INFORMATION GIVEN:
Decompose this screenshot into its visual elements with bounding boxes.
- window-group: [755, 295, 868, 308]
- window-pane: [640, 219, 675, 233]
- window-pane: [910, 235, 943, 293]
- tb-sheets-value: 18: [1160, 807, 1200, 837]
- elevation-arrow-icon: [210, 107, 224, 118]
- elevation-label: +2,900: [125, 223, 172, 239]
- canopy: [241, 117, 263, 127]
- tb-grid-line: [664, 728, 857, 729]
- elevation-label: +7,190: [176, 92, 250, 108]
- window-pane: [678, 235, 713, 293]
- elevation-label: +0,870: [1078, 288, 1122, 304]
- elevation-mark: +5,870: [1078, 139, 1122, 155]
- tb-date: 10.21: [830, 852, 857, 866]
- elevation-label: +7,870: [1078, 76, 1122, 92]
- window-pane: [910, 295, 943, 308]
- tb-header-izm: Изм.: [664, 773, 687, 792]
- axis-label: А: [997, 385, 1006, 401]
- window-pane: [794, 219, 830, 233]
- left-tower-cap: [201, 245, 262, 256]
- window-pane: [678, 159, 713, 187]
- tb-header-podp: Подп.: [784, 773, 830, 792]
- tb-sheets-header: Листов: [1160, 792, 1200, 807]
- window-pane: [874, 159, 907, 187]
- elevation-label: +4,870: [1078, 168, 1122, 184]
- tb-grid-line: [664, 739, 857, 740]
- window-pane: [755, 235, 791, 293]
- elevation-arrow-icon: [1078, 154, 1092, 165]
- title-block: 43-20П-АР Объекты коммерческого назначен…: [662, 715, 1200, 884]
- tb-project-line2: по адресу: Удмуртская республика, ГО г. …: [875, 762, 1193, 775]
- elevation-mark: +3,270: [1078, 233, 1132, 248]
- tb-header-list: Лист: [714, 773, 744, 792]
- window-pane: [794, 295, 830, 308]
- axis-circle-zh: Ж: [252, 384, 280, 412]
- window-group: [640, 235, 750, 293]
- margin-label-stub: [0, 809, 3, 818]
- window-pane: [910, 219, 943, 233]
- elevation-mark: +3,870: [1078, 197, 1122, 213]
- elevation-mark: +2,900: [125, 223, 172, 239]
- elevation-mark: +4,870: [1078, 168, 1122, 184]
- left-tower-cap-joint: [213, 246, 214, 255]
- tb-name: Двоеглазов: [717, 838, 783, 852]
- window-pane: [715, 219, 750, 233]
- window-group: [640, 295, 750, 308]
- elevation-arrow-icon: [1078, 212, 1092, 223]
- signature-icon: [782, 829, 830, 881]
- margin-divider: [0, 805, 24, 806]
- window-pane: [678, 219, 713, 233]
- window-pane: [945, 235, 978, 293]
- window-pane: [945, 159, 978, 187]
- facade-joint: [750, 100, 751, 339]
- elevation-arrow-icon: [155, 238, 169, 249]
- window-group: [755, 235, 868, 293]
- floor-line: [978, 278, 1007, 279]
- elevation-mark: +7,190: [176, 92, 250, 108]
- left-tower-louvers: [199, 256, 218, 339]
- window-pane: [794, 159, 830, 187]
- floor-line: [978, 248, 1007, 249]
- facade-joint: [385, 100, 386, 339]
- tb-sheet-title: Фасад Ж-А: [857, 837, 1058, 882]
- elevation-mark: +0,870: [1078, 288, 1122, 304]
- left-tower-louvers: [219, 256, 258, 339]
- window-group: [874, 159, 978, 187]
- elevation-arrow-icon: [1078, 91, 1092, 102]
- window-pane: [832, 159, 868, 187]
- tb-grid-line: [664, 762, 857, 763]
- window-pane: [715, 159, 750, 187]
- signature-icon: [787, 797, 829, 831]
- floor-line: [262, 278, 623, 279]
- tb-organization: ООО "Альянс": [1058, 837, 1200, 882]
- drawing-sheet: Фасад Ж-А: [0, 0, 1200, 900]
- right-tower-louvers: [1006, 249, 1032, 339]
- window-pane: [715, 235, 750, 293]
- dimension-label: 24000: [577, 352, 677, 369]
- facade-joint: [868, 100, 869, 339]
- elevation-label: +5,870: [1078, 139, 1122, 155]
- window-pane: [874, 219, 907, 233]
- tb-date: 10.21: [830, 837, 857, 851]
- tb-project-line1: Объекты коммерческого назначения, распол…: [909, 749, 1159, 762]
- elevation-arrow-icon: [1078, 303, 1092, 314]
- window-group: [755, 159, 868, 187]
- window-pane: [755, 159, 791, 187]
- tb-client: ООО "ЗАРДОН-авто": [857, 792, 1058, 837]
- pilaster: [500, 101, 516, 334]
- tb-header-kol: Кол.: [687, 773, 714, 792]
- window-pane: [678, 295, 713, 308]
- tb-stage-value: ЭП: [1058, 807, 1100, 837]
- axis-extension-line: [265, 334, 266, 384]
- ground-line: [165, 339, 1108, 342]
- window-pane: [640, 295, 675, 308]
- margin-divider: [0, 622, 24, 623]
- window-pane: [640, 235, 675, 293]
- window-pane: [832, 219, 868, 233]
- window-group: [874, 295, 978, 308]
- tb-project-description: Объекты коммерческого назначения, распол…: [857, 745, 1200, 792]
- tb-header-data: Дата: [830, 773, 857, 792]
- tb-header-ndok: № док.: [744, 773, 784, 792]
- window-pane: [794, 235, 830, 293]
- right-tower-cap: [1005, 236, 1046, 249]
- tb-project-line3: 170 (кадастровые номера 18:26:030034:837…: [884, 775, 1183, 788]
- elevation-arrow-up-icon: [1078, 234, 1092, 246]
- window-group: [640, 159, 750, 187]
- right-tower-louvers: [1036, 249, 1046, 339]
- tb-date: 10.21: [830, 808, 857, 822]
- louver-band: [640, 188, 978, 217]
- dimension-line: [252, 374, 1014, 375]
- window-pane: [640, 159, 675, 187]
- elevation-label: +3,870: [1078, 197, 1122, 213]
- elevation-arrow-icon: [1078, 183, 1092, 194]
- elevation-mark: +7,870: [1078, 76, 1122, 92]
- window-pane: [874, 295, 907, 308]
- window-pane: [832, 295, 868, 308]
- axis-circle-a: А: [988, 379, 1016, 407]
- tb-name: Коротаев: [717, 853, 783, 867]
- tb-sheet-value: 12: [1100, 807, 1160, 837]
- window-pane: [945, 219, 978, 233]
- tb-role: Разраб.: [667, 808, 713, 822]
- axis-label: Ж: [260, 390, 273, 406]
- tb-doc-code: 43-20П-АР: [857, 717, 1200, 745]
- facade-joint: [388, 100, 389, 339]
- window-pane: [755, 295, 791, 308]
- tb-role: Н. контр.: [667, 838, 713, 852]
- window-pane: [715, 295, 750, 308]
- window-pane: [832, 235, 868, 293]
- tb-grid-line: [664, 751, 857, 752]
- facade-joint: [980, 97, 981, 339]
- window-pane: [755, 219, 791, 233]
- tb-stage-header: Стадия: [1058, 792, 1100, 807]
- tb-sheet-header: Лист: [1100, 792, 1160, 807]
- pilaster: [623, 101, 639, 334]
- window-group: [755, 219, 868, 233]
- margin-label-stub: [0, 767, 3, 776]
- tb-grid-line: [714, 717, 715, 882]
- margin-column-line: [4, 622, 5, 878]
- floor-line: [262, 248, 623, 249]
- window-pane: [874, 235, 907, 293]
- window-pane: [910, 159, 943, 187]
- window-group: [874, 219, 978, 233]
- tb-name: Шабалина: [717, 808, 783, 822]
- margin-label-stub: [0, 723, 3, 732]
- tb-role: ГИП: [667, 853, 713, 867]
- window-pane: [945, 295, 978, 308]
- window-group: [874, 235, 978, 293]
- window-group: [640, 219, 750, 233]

EXERCISE INSTRUCTIONS: Output all of the data above line for line, without altering any character.

RESULT OF THE EXERCISE:
Decompose this screenshot into its visual elements with bounding boxes.
- window-group: [755, 295, 868, 308]
- window-pane: [640, 219, 675, 233]
- window-pane: [910, 235, 943, 293]
- tb-sheets-value: 18: [1160, 807, 1200, 837]
- elevation-arrow-icon: [210, 107, 224, 118]
- elevation-label: +2,900: [125, 223, 172, 239]
- canopy: [241, 117, 263, 127]
- tb-grid-line: [664, 728, 857, 729]
- elevation-label: +7,190: [176, 92, 250, 108]
- window-pane: [678, 235, 713, 293]
- elevation-label: +0,870: [1078, 288, 1122, 304]
- elevation-mark: +5,870: [1078, 139, 1122, 155]
- tb-date: 10.21: [830, 852, 857, 866]
- elevation-label: +7,870: [1078, 76, 1122, 92]
- window-pane: [910, 295, 943, 308]
- tb-header-izm: Изм.: [664, 773, 687, 792]
- axis-label: А: [997, 385, 1006, 401]
- window-pane: [794, 219, 830, 233]
- left-tower-cap: [201, 245, 262, 256]
- window-pane: [678, 159, 713, 187]
- tb-header-podp: Подп.: [784, 773, 830, 792]
- tb-sheets-header: Листов: [1160, 792, 1200, 807]
- window-pane: [874, 159, 907, 187]
- elevation-label: +4,870: [1078, 168, 1122, 184]
- tb-grid-line: [664, 739, 857, 740]
- window-pane: [755, 235, 791, 293]
- elevation-arrow-icon: [1078, 154, 1092, 165]
- title-block: 43-20П-АР Объекты коммерческого назначен…: [662, 715, 1200, 884]
- tb-project-line2: по адресу: Удмуртская республика, ГО г. …: [875, 762, 1193, 775]
- elevation-mark: +3,270: [1078, 233, 1132, 248]
- tb-header-list: Лист: [714, 773, 744, 792]
- window-pane: [794, 295, 830, 308]
- axis-circle-zh: Ж: [252, 384, 280, 412]
- window-group: [640, 235, 750, 293]
- margin-label-stub: [0, 809, 3, 818]
- window-pane: [910, 219, 943, 233]
- elevation-mark: +3,870: [1078, 197, 1122, 213]
- elevation-mark: +2,900: [125, 223, 172, 239]
- elevation-mark: +4,870: [1078, 168, 1122, 184]
- left-tower-cap-joint: [213, 246, 214, 255]
- tb-name: Двоеглазов: [717, 838, 783, 852]
- window-pane: [715, 219, 750, 233]
- window-group: [640, 295, 750, 308]
- elevation-arrow-icon: [1078, 212, 1092, 223]
- signature-icon: [782, 829, 830, 881]
- margin-divider: [0, 805, 24, 806]
- window-pane: [678, 219, 713, 233]
- window-pane: [945, 235, 978, 293]
- window-pane: [945, 159, 978, 187]
- facade-joint: [750, 100, 751, 339]
- elevation-arrow-icon: [155, 238, 169, 249]
- window-group: [755, 235, 868, 293]
- floor-line: [978, 278, 1007, 279]
- elevation-mark: +7,190: [176, 92, 250, 108]
- left-tower-louvers: [199, 256, 218, 339]
- window-pane: [794, 159, 830, 187]
- floor-line: [978, 248, 1007, 249]
- facade-joint: [385, 100, 386, 339]
- tb-sheet-title: Фасад Ж-А: [857, 837, 1058, 882]
- elevation-mark: +0,870: [1078, 288, 1122, 304]
- left-tower-louvers: [219, 256, 258, 339]
- window-group: [874, 159, 978, 187]
- elevation-arrow-icon: [1078, 91, 1092, 102]
- window-pane: [832, 159, 868, 187]
- tb-grid-line: [664, 762, 857, 763]
- window-pane: [715, 159, 750, 187]
- signature-icon: [787, 797, 829, 831]
- floor-line: [262, 278, 623, 279]
- tb-organization: ООО "Альянс": [1058, 837, 1200, 882]
- drawing-sheet: Фасад Ж-А: [0, 0, 1200, 900]
- right-tower-louvers: [1006, 249, 1032, 339]
- window-pane: [715, 235, 750, 293]
- dimension-label: 24000: [577, 352, 677, 369]
- facade-joint: [868, 100, 869, 339]
- elevation-label: +5,870: [1078, 139, 1122, 155]
- window-pane: [874, 219, 907, 233]
- tb-date: 10.21: [830, 837, 857, 851]
- tb-project-line1: Объекты коммерческого назначения, распол…: [909, 749, 1159, 762]
- elevation-arrow-icon: [1078, 303, 1092, 314]
- window-group: [755, 159, 868, 187]
- window-pane: [755, 159, 791, 187]
- tb-client: ООО "ЗАРДОН-авто": [857, 792, 1058, 837]
- pilaster: [500, 101, 516, 334]
- tb-header-kol: Кол.: [687, 773, 714, 792]
- window-pane: [678, 295, 713, 308]
- tb-stage-value: ЭП: [1058, 807, 1100, 837]
- axis-extension-line: [265, 334, 266, 384]
- ground-line: [165, 339, 1108, 342]
- window-pane: [640, 295, 675, 308]
- margin-divider: [0, 622, 24, 623]
- window-pane: [640, 235, 675, 293]
- window-pane: [832, 219, 868, 233]
- window-group: [874, 295, 978, 308]
- tb-project-description: Объекты коммерческого назначения, распол…: [857, 745, 1200, 792]
- tb-header-data: Дата: [830, 773, 857, 792]
- tb-header-ndok: № док.: [744, 773, 784, 792]
- window-pane: [794, 235, 830, 293]
- right-tower-cap: [1005, 236, 1046, 249]
- tb-project-line3: 170 (кадастровые номера 18:26:030034:837…: [884, 775, 1183, 788]
- elevation-arrow-up-icon: [1078, 234, 1092, 246]
- window-group: [640, 159, 750, 187]
- right-tower-louvers: [1036, 249, 1046, 339]
- tb-date: 10.21: [830, 808, 857, 822]
- louver-band: [640, 188, 978, 217]
- dimension-line: [252, 374, 1014, 375]
- window-pane: [640, 159, 675, 187]
- elevation-label: +3,870: [1078, 197, 1122, 213]
- elevation-arrow-icon: [1078, 183, 1092, 194]
- elevation-mark: +7,870: [1078, 76, 1122, 92]
- window-pane: [874, 295, 907, 308]
- window-pane: [832, 295, 868, 308]
- axis-circle-a: А: [988, 379, 1016, 407]
- tb-name: Коротаев: [717, 853, 783, 867]
- tb-sheet-value: 12: [1100, 807, 1160, 837]
- window-pane: [945, 219, 978, 233]
- tb-role: Разраб.: [667, 808, 713, 822]
- axis-label: Ж: [260, 390, 273, 406]
- tb-doc-code: 43-20П-АР: [857, 717, 1200, 745]
- facade-joint: [388, 100, 389, 339]
- window-pane: [755, 295, 791, 308]
- tb-role: Н. контр.: [667, 838, 713, 852]
- window-pane: [715, 295, 750, 308]
- window-pane: [832, 235, 868, 293]
- tb-grid-line: [664, 751, 857, 752]
- facade-joint: [980, 97, 981, 339]
- window-pane: [755, 219, 791, 233]
- tb-stage-header: Стадия: [1058, 792, 1100, 807]
- tb-sheet-header: Лист: [1100, 792, 1160, 807]
- pilaster: [623, 101, 639, 334]
- window-group: [755, 219, 868, 233]
- margin-label-stub: [0, 767, 3, 776]
- tb-grid-line: [714, 717, 715, 882]
- margin-column-line: [4, 622, 5, 878]
- floor-line: [262, 248, 623, 249]
- window-pane: [874, 235, 907, 293]
- window-pane: [910, 159, 943, 187]
- window-group: [874, 219, 978, 233]
- tb-name: Шабалина: [717, 808, 783, 822]
- margin-label-stub: [0, 723, 3, 732]
- tb-role: ГИП: [667, 853, 713, 867]
- window-pane: [945, 295, 978, 308]
- window-group: [874, 235, 978, 293]
- window-group: [640, 219, 750, 233]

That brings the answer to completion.